WRITTEN TASK -> All lines in the data bearing the string "include" should be identified and copied.

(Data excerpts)

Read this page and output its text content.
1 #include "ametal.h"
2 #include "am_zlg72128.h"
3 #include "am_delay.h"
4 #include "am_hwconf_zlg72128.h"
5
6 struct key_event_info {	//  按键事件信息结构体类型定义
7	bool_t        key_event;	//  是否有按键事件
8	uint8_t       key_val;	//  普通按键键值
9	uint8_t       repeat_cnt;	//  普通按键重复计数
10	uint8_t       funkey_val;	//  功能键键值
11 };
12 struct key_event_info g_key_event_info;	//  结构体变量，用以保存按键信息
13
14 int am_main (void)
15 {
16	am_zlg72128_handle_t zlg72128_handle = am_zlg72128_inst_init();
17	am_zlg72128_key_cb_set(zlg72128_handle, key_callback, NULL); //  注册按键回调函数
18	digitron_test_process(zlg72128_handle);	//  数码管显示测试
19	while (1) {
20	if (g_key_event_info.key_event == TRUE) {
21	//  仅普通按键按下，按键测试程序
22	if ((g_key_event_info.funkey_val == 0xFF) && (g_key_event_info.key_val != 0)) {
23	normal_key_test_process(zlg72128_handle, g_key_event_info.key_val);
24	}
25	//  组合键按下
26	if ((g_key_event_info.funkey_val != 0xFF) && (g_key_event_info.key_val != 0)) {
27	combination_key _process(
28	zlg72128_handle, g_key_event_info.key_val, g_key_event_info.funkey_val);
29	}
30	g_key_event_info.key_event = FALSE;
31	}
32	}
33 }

EXPECTED ANSWER ->
1 #include "ametal.h"
2 #include "am_zlg72128.h"
3 #include "am_delay.h"
4 #include "am_hwconf_zlg72128.h"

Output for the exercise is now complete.